[Stored data]
+++

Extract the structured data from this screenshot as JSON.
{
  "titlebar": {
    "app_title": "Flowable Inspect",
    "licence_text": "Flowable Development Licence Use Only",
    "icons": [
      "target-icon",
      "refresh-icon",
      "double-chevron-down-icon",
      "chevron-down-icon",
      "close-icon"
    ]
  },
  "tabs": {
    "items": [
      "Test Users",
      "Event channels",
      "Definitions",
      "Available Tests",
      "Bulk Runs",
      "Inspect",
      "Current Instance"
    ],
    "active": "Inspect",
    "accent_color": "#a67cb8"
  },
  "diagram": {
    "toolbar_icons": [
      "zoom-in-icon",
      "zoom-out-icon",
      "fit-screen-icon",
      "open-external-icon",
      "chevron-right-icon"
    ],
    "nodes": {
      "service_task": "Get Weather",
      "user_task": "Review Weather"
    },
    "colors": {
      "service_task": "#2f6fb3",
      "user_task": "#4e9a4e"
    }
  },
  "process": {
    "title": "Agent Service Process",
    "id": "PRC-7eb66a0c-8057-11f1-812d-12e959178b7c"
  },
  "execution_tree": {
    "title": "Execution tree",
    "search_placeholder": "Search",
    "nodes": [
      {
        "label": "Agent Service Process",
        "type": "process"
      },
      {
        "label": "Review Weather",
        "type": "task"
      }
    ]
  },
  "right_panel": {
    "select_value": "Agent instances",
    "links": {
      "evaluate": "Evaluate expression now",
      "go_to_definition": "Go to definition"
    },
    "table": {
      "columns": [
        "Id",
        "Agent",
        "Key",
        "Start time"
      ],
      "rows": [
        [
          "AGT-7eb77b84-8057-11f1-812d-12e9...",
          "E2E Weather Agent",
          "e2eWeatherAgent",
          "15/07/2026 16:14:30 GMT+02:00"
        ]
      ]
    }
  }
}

+++

## SET TASK
Write out every line of the listing that holds the word "label".

## RESPONSE TO THIS EXERCISE
        "label": "Agent Service Process",
        "label": "Review Weather",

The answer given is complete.